╭─ Selection

But of course, correlation does not always imply causation. The trades drew three key hitters from the lineup, but the offense still ranks 8th in MLB in runs per game. They also cost a top arm from the rotation, but the A's starters still boast the 2nd-best ERA in baseball. The defense has been a problem and one of the players traded was a stud in the infield, but the other two position players were considered defensive liabilities when they were dealt and have been replaced by quality gloves. The biggest problem, the weakness that has cost the A's the most wins, has been the bullpen, and that's the one area of the team left completely unaffected by these trades and is one area that no one was really worried about entering the season.

So, with 85 games behind us, this seems like a good time to take a midseason look back at how those trades are really working out. (Note on WAR: I'm using B-Ref's results-based WAR rather than Fangraphs' process-based version, because right now I'm more interested in the past results of the last three months than predicting what will happen in the future.)

Josh Donaldson

The Deal

A's send 3B Josh Donaldson to Toronto Blue Jays

-- in return for --

3B Brett Lawrie, RHP Kendall Graveman, LHP Sean Nolin (minors), and SS Franklin Barreto (minors)

2015 Performances

Donaldson: .300/.357/.537, 146 OPS+, 20 HR, +8 DRS, 4.5 bWAR

Lawrie: .291/.329/.425, 110 OPS+, 7 HR, 0 DRS, 2.0 bWAR
Graveman: 77 innings, 3.16 ERA, 122 ERA+, 45 Ks, 24 BB, 1.6 bWAR
Nolin (Triple-A): 33⅔ innings, 2.67 ERA, 1.53 K/BB, on DL w/ shoulder injury
Barreto (High-A): .289/.321/.452, 7 HR, 29 errors

This was easily the most controversial of the trades, even more so because it was the first and was completely unexpected. Donaldson is a superstar in his prime who is cost-controlled through 2018, which made him one of the best trade assets in baseball, and the A's didn't need to trade him. But they chose to cash in on his peak value and spread that production around the field. The package started with a 3B replacement in Brett Lawrie, an emerging star in his own right -- he probably won't ever be quite as good as Donaldson is right now, but Donaldson himself won't sustain this peak forever whereas Lawrie is a great bet to keep improving the next couple years. In exchange for that downgrade, Oakland also got two MLB-ready starting pitchers and a young shortstop who was ranked the No. 86 prospect in the minors by Baseball America.

Let's start with the obvious: Donaldson is still a superstar. He's exactly as good as he was in Oakland, and his comfortable new home park (the second-best hitter's park in MLB, via ESPN) is letting him put up even better numbers -- he has a 1.054 OPS with 14 homers at the Rogers Centre, but he's at .714 with 6 homers on the road. But that's just details; Donaldson is still enjoying his elite peak, on both sides of the ball.

╰─

> [Task 1]: Decide whether each statement agrees with the A's trades article, answering yes or no and quoting the deciding words: (a) The A's starting pitchers have the second-best ERA in baseball. (b) The bullpen was one of the areas weakened by the trades. (c) Donaldson has hit better on the road than at the Rogers Centre.
> [Task 2]:
Answer these questions from the A's trades article:
(a) Where does the A's offense rank in MLB in runs per game?
(b) Through what year is Donaldson cost-controlled?
(c) How many errors has Barreto made at High-A?
> [Task 3]: Write the next part of the A's trades article, beginning after its final sentence.

╭─ Entries

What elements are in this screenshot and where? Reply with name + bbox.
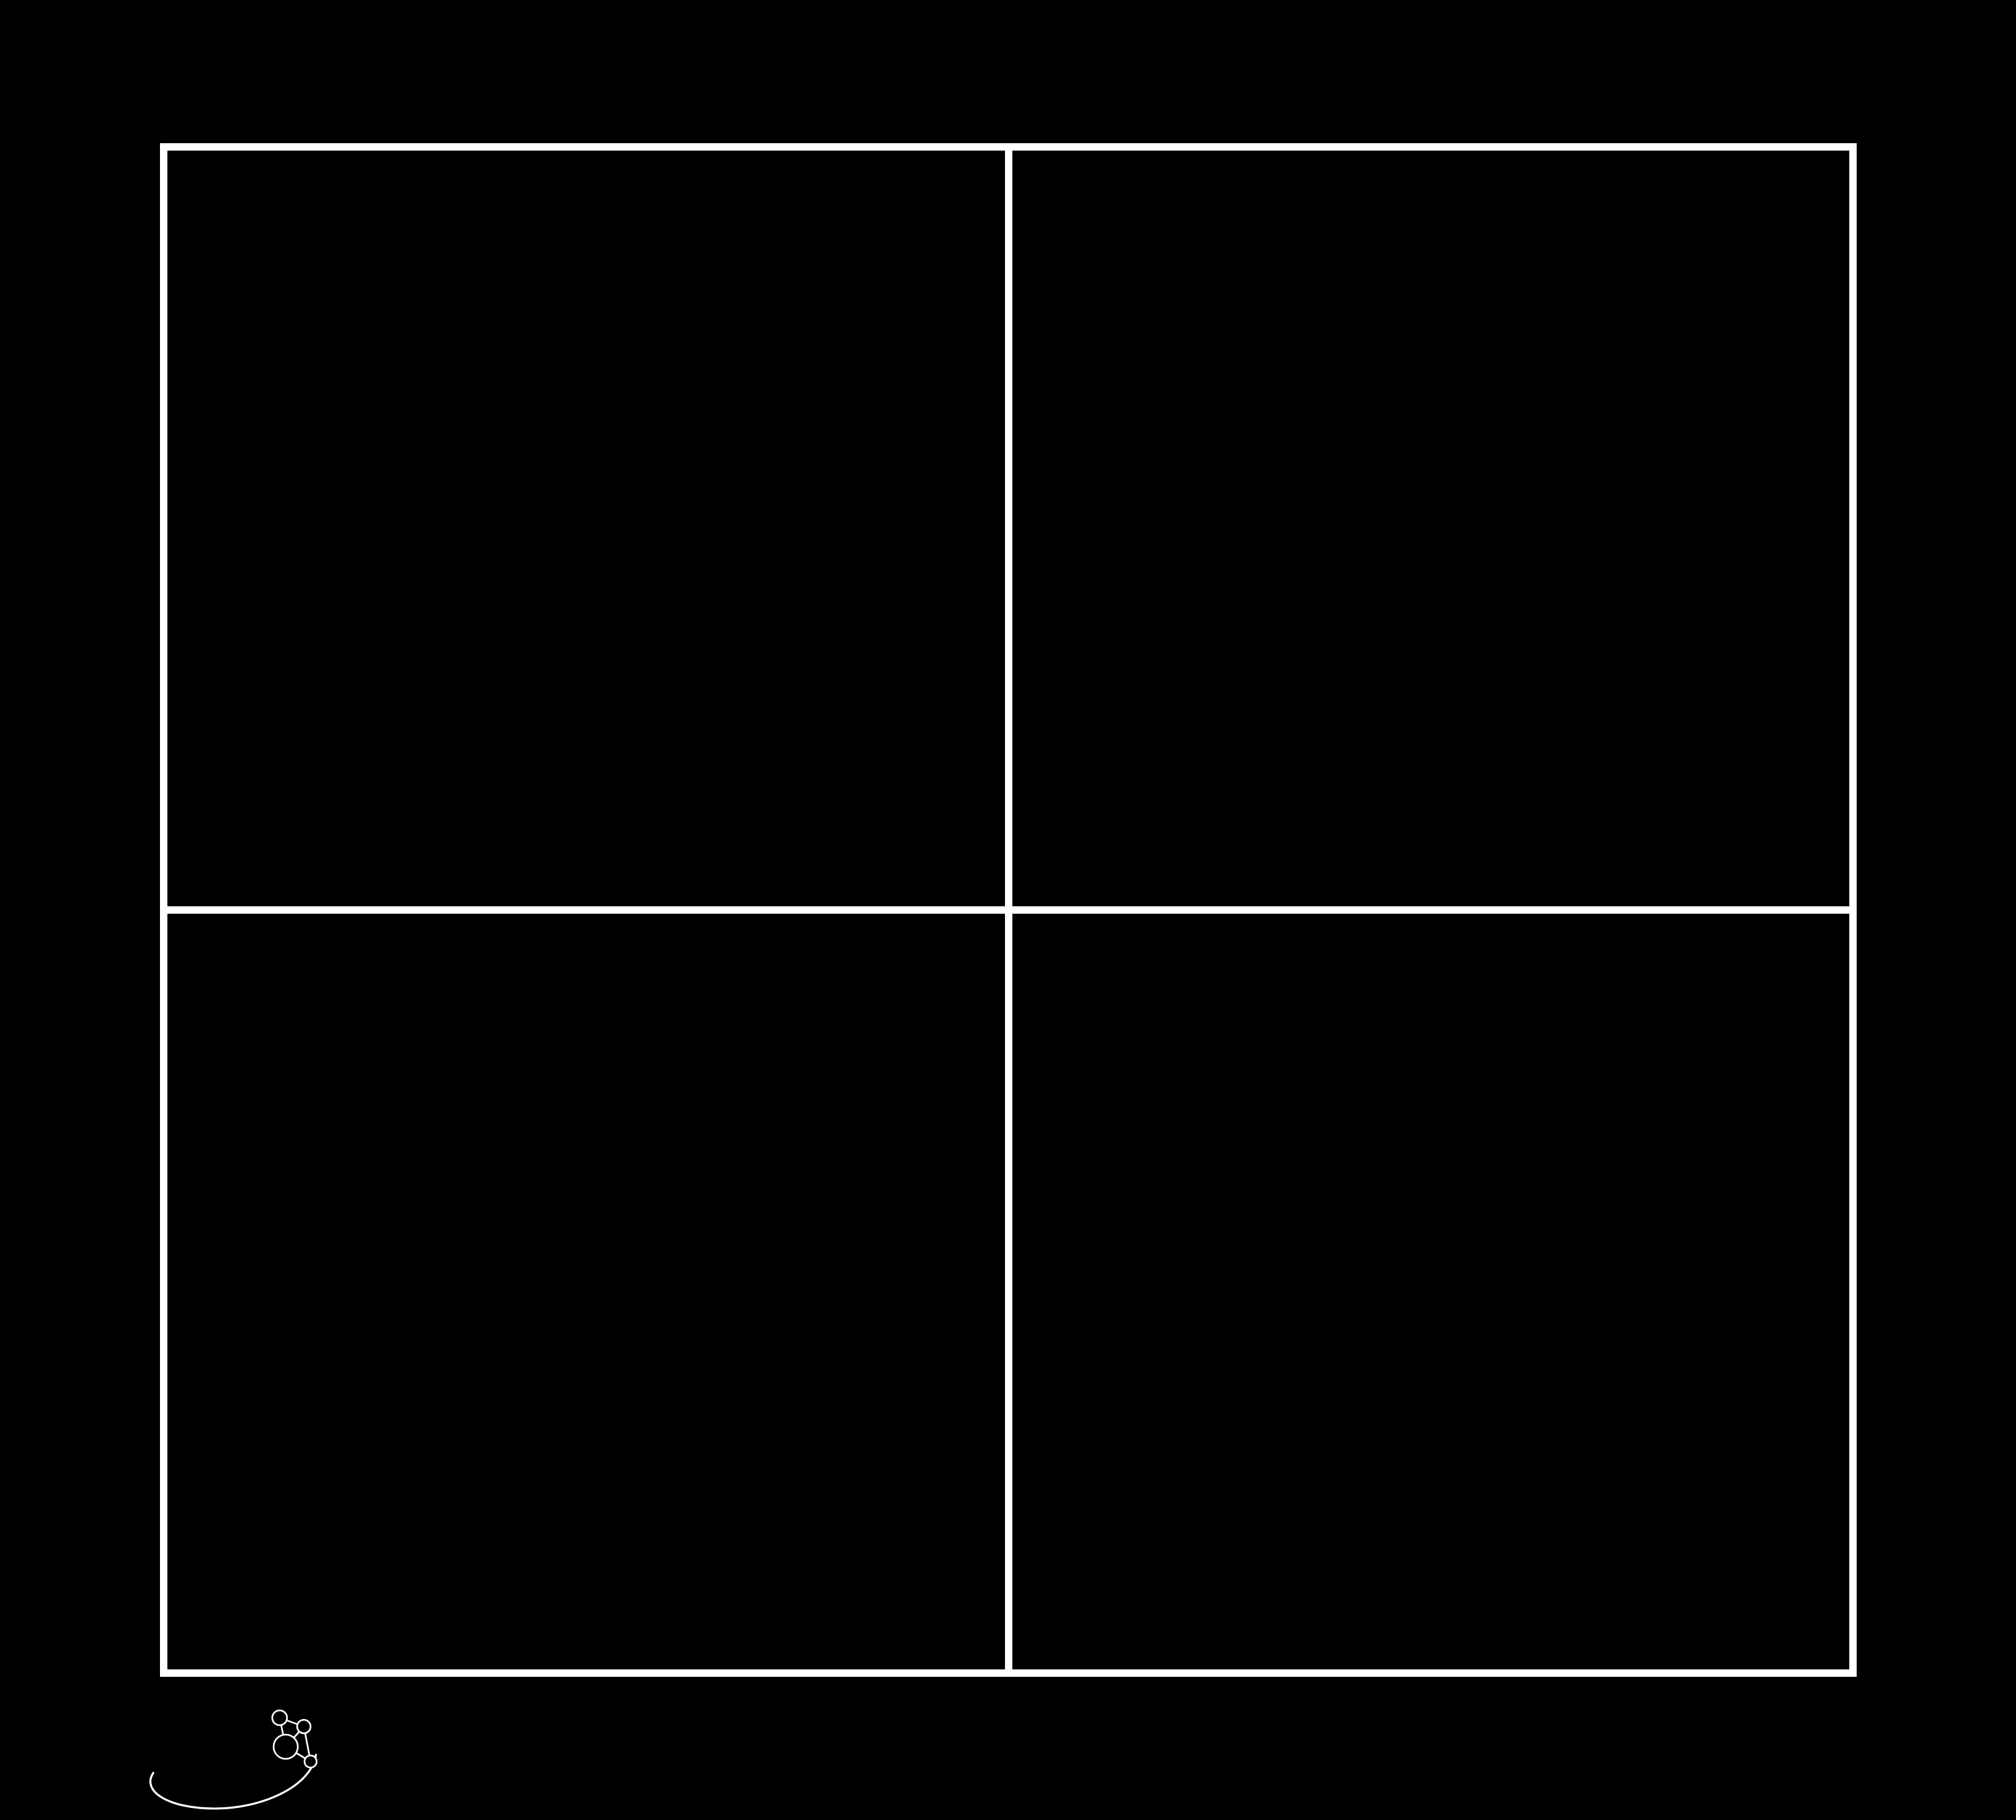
edgeleap-logo-icon xyxy=(149,1709,318,1810)
cytoscape-logo-icon xyxy=(1676,1730,1715,1773)
edgeleap-node-orange xyxy=(271,1709,288,1727)
network-graph-disease-class xyxy=(1012,914,1850,1669)
panel-disease-class xyxy=(1012,914,1850,1669)
cytoscape-icon-nodes xyxy=(1676,1730,1715,1773)
panel-nutrient-class xyxy=(167,914,1005,1669)
panel-disease-risk xyxy=(1012,151,1850,906)
edgeleap-node-pink xyxy=(296,1718,312,1735)
network-panels-grid xyxy=(160,143,1857,1677)
edgeleap-swoosh xyxy=(149,1753,317,1810)
panel-ingredient-disease xyxy=(167,151,1005,906)
network-graph-ingredient-disease xyxy=(167,151,1005,906)
edgeleap-node-blue xyxy=(272,1733,299,1760)
network-graph-nutrient-class xyxy=(167,914,1005,1669)
edgeleap-node-green xyxy=(303,1754,318,1769)
network-graph-disease-risk xyxy=(1012,151,1850,906)
edgeleap-logo-edges xyxy=(278,1716,312,1763)
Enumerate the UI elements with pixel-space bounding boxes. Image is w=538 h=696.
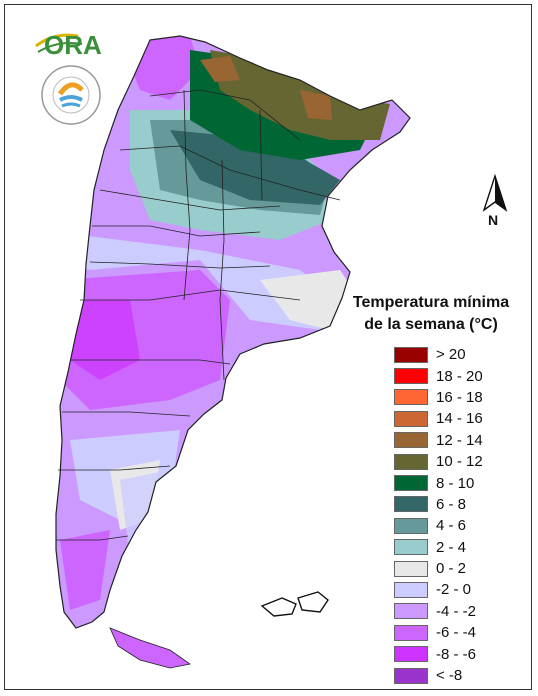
ora-logo-text: ORA	[44, 30, 102, 60]
legend-item: > 20	[394, 344, 516, 365]
legend-swatch	[394, 453, 428, 470]
smn-seal-icon	[41, 65, 101, 125]
legend-label: -2 - 0	[436, 581, 472, 599]
legend-swatch	[394, 410, 428, 427]
legend-label: -6 - -4	[436, 624, 477, 642]
legend-label: > 20	[436, 346, 466, 364]
ora-swoosh-icon	[35, 33, 83, 53]
legend-item: -8 - -6	[394, 643, 516, 664]
legend-swatch	[394, 368, 428, 385]
legend-swatch	[394, 603, 428, 620]
legend-label: < -8	[436, 667, 463, 685]
legend-item: 16 - 18	[394, 387, 516, 408]
province-borders	[55, 35, 411, 629]
legend-item: 4 - 6	[394, 515, 516, 536]
legend-label: -8 - -6	[436, 645, 477, 663]
islas-malvinas	[260, 591, 329, 617]
legend-item: 10 - 12	[394, 451, 516, 472]
legend-label: 4 - 6	[436, 517, 467, 535]
legend-swatch	[394, 646, 428, 663]
legend-swatch	[394, 496, 428, 513]
legend-item: < -8	[394, 665, 516, 686]
legend-swatch	[394, 517, 428, 534]
legend-item: -4 - -2	[394, 601, 516, 622]
legend-label: 18 - 20	[436, 367, 483, 385]
legend-title-line1: Temperatura mínima	[352, 294, 510, 311]
legend-swatch	[394, 560, 428, 577]
north-arrow-icon	[482, 173, 508, 212]
legend-item: -6 - -4	[394, 622, 516, 643]
legend-swatch	[394, 581, 428, 598]
legend-label: 8 - 10	[436, 474, 475, 492]
legend-label: -4 - -2	[436, 602, 477, 620]
legend-swatch	[394, 432, 428, 449]
legend-item: 14 - 16	[394, 408, 516, 429]
legend-label: 2 - 4	[436, 538, 467, 556]
legend-swatch	[394, 389, 428, 406]
legend-item: 18 - 20	[394, 365, 516, 386]
legend-swatch	[394, 624, 428, 641]
legend-item: 0 - 2	[394, 558, 516, 579]
legend-item: -2 - 0	[394, 579, 516, 600]
legend-item: 6 - 8	[394, 494, 516, 515]
smn-logo	[40, 64, 102, 126]
legend-label: 12 - 14	[436, 431, 483, 449]
ora-logo: ORA	[34, 28, 104, 60]
legend-label: 0 - 2	[436, 560, 467, 578]
legend-item: 2 - 4	[394, 537, 516, 558]
legend-swatch	[394, 539, 428, 556]
legend-swatch	[394, 667, 428, 684]
legend-label: 6 - 8	[436, 495, 467, 513]
legend-label: 16 - 18	[436, 388, 483, 406]
legend-label: 14 - 16	[436, 410, 483, 428]
legend-item: 8 - 10	[394, 472, 516, 493]
legend-swatch	[394, 346, 428, 363]
tierra-del-fuego	[109, 627, 191, 669]
legend-list: > 20 18 - 20 16 - 18 14 - 16 12 - 14 10 - 12 8…	[394, 344, 516, 686]
legend-title-line2: de la semana (°C)	[364, 316, 498, 333]
legend-item: 12 - 14	[394, 430, 516, 451]
legend-label: 10 - 12	[436, 453, 483, 471]
legend: Temperatura mínima de la semana (°C) > 2…	[346, 292, 516, 686]
legend-swatch	[394, 475, 428, 492]
north-label: N	[488, 212, 499, 228]
north-arrow: N	[480, 173, 510, 230]
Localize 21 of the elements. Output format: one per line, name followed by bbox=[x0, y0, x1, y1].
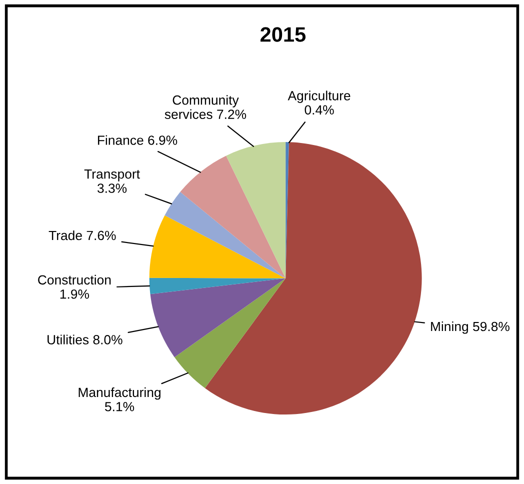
slice-label: Community services 7.2% bbox=[164, 95, 246, 119]
pie-slice bbox=[204, 142, 422, 415]
data-label: 5.1% bbox=[104, 402, 134, 412]
pie-slice bbox=[174, 278, 286, 388]
pie-slice bbox=[180, 156, 286, 278]
pie-slice bbox=[150, 278, 286, 358]
slice-label: Mining 59.8% bbox=[431, 321, 510, 334]
chart-title: 2015 bbox=[260, 27, 306, 42]
pie-slice bbox=[164, 192, 286, 278]
slice-label: Finance 6.9% bbox=[98, 135, 178, 145]
slice-label: Manufacturing bbox=[78, 387, 160, 400]
slice-label: Agriculture bbox=[288, 90, 350, 103]
slice-label: Transport bbox=[84, 170, 140, 182]
slice-label: Construction bbox=[38, 274, 111, 285]
slice-label: Trade 7.6% bbox=[48, 230, 116, 240]
slice-label: Utilities 8.0% bbox=[48, 334, 122, 344]
pie-slice bbox=[226, 142, 286, 278]
data-label: 0.4% bbox=[304, 105, 334, 115]
data-label: 3.3% bbox=[98, 184, 127, 193]
pie-slice bbox=[149, 215, 286, 278]
data-label: 1.9% bbox=[60, 289, 90, 299]
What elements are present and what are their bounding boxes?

╰─

> [Expected answer 1]:
(a) Yes: "the A's starters still boast the 2nd-best ERA in baseball"
(b) No: "that's the one area of the team left completely unaffected by these trades"
(c) No: "he has a 1.054 OPS with 14 homers at the Rogers Centre, but he's at .714 with 6 homers on the road"

> [Expected answer 2]:
(a) 8th
(b) 2018
(c) 29

> [Expected answer 3]:
Lawrie hasn't come close to matching Donaldson, but he's still been good. He has provided an above-average bat, a bit of power, and some clutch hitting, and he's improved by leaps and bounds on both sides of the ball as the year has gone on. His defense was a bit shaky at the beginning, but he's settled in now and is showing why his defensive reputation rivaled Donaldson's entering the season. Graveman struggled in April but returned from Triple-A in May and has now ripped off a string of nine sensational starts; three of those outings have been scoreless and eight have ranked as quality starts. Lawrie and Graveman have combined for 3.6 bWAR, not far off from the 4.5 accrued by Donaldson. Granted, it's not fair to compare two players to one like that, so consider that Toronto has two starting pitchers (Dickey and Hutchison) who have been below replacement level, and we can say that Lawrie + Graveman has been comparable to Donaldson + Hutchison. (Or Donaldson + Pomeranz, to use the A's No. 6 starter.)

You can absolutely debate the extra value of having a singular superstar performer, and all I can do is respond with the value of a deep, balanced team that minimizes weaknesses. We can also debate how long we think Donaldson can/will continue at his current level, and if a trade return like this might have still been available next winter. But there's one thing that I don't think we can debate, and it's any notion that this team would have a significantly better record if Donaldson were still here. Another win or two, thanks to a characteristic walk-off homer that we otherwise didn't get? Sure, maybe, even after allowing for however many fewer games they'd have won with Drew Pomeranz tossing mediocre five-inning starts every fifth day instead of Graveman. (The A's are 3-5 when Pom starts, 8-5 when Graveman does.) But with a quality two-way player replacing him and an extra star performer on the mound, I think there's a strong argument that the A's have recouped their value on the field even in light of Donaldson's continued excellence, with the chance to come out ahead in future years once Donaldson inevitably starts to decline.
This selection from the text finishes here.